Given exercise
Write out the full set of records below exactly.

[BEGIN Task material]

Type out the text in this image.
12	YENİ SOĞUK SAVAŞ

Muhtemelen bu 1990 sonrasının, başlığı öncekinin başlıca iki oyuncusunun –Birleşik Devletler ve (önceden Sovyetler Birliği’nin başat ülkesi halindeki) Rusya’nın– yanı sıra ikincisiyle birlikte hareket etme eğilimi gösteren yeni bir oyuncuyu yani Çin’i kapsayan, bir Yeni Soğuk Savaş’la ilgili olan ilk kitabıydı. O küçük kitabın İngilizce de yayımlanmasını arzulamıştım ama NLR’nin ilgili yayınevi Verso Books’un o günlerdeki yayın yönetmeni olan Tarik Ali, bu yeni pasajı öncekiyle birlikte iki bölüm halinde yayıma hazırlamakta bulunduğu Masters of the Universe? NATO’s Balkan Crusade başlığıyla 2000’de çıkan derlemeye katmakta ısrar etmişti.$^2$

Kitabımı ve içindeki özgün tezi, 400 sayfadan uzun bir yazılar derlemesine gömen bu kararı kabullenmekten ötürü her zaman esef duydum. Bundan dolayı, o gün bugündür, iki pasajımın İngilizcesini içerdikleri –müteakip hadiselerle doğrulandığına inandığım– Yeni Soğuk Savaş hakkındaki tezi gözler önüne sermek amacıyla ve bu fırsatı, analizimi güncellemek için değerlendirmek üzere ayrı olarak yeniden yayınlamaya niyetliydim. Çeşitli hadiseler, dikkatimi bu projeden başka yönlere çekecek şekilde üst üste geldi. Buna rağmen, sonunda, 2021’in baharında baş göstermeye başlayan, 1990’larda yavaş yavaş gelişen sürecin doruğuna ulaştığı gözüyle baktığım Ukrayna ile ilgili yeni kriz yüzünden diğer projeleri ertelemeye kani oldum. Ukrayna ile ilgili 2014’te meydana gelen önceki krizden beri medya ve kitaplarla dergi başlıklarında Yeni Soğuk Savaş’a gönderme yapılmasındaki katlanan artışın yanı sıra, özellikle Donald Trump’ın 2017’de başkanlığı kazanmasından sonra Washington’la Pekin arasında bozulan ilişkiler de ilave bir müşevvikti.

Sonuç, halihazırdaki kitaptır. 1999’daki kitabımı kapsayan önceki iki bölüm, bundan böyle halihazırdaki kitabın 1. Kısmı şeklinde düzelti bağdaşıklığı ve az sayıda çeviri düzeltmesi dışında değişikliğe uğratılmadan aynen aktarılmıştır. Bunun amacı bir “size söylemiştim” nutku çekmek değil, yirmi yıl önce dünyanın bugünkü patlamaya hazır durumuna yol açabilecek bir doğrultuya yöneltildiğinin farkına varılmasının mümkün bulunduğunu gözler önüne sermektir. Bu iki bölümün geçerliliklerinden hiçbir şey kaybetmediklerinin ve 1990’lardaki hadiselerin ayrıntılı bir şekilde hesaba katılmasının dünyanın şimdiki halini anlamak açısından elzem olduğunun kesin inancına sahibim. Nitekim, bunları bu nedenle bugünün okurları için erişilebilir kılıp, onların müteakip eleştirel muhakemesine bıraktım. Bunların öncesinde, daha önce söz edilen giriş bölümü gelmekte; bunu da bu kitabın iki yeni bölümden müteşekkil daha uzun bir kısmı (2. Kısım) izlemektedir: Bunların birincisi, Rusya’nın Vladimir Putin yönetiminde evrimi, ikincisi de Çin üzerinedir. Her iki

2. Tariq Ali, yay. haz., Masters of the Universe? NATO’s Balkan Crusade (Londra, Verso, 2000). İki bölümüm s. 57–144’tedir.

[END Task material]

Solution below
Type out the text in this image.
12	YENİ SOĞUK SAVAŞ

Muhtemelen bu 1990 sonrasının, başlığı öncekinin başlıca iki oyuncusunun –Birleşik Devletler ve (önceden Sovyetler Birliği’nin başat ülkesi halindeki) Rusya’nın– yanı sıra ikincisiyle birlikte hareket etme eğilimi gösteren yeni bir oyuncuyu yani Çin’i kapsayan, bir Yeni Soğuk Savaş’la ilgili olan ilk kitabıydı. O küçük kitabın İngilizce de yayımlanmasını arzulamıştım ama NLR’nin ilgili yayınevi Verso Books’un o günlerdeki yayın yönetmeni olan Tarik Ali, bu yeni pasajı öncekiyle birlikte iki bölüm halinde yayıma hazırlamakta bulunduğu Masters of the Universe? NATO’s Balkan Crusade başlığıyla 2000’de çıkan derlemeye katmakta ısrar etmişti.$^2$

Kitabımı ve içindeki özgün tezi, 400 sayfadan uzun bir yazılar derlemesine gömen bu kararı kabullenmekten ötürü her zaman esef duydum. Bundan dolayı, o gün bugündür, iki pasajımın İngilizcesini içerdikleri –müteakip hadiselerle doğrulandığına inandığım– Yeni Soğuk Savaş hakkındaki tezi gözler önüne sermek amacıyla ve bu fırsatı, analizimi güncellemek için değerlendirmek üzere ayrı olarak yeniden yayınlamaya niyetliydim. Çeşitli hadiseler, dikkatimi bu projeden başka yönlere çekecek şekilde üst üste geldi. Buna rağmen, sonunda, 2021’in baharında baş göstermeye başlayan, 1990’larda yavaş yavaş gelişen sürecin doruğuna ulaştığı gözüyle baktığım Ukrayna ile ilgili yeni kriz yüzünden diğer projeleri ertelemeye kani oldum. Ukrayna ile ilgili 2014’te meydana gelen önceki krizden beri medya ve kitaplarla dergi başlıklarında Yeni Soğuk Savaş’a gönderme yapılmasındaki katlanan artışın yanı sıra, özellikle Donald Trump’ın 2017’de başkanlığı kazanmasından sonra Washington’la Pekin arasında bozulan ilişkiler de ilave bir müşevvikti.

Sonuç, halihazırdaki kitaptır. 1999’daki kitabımı kapsayan önceki iki bölüm, bundan böyle halihazırdaki kitabın 1. Kısmı şeklinde düzelti bağdaşıklığı ve az sayıda çeviri düzeltmesi dışında değişikliğe uğratılmadan aynen aktarılmıştır. Bunun amacı bir “size söylemiştim” nutku çekmek değil, yirmi yıl önce dünyanın bugünkü patlamaya hazır durumuna yol açabilecek bir doğrultuya yöneltildiğinin farkına varılmasının mümkün bulunduğunu gözler önüne sermektir. Bu iki bölümün geçerliliklerinden hiçbir şey kaybetmediklerinin ve 1990’lardaki hadiselerin ayrıntılı bir şekilde hesaba katılmasının dünyanın şimdiki halini anlamak açısından elzem olduğunun kesin inancına sahibim. Nitekim, bunları bu nedenle bugünün okurları için erişilebilir kılıp, onların müteakip eleştirel muhakemesine bıraktım. Bunların öncesinde, daha önce söz edilen giriş bölümü gelmekte; bunu da bu kitabın iki yeni bölümden müteşekkil daha uzun bir kısmı (2. Kısım) izlemektedir: Bunların birincisi, Rusya’nın Vladimir Putin yönetiminde evrimi, ikincisi de Çin üzerinedir. Her iki

2. Tariq Ali, yay. haz., Masters of the Universe? NATO’s Balkan Crusade (Londra, Verso, 2000). İki bölümüm s. 57–144’tedir.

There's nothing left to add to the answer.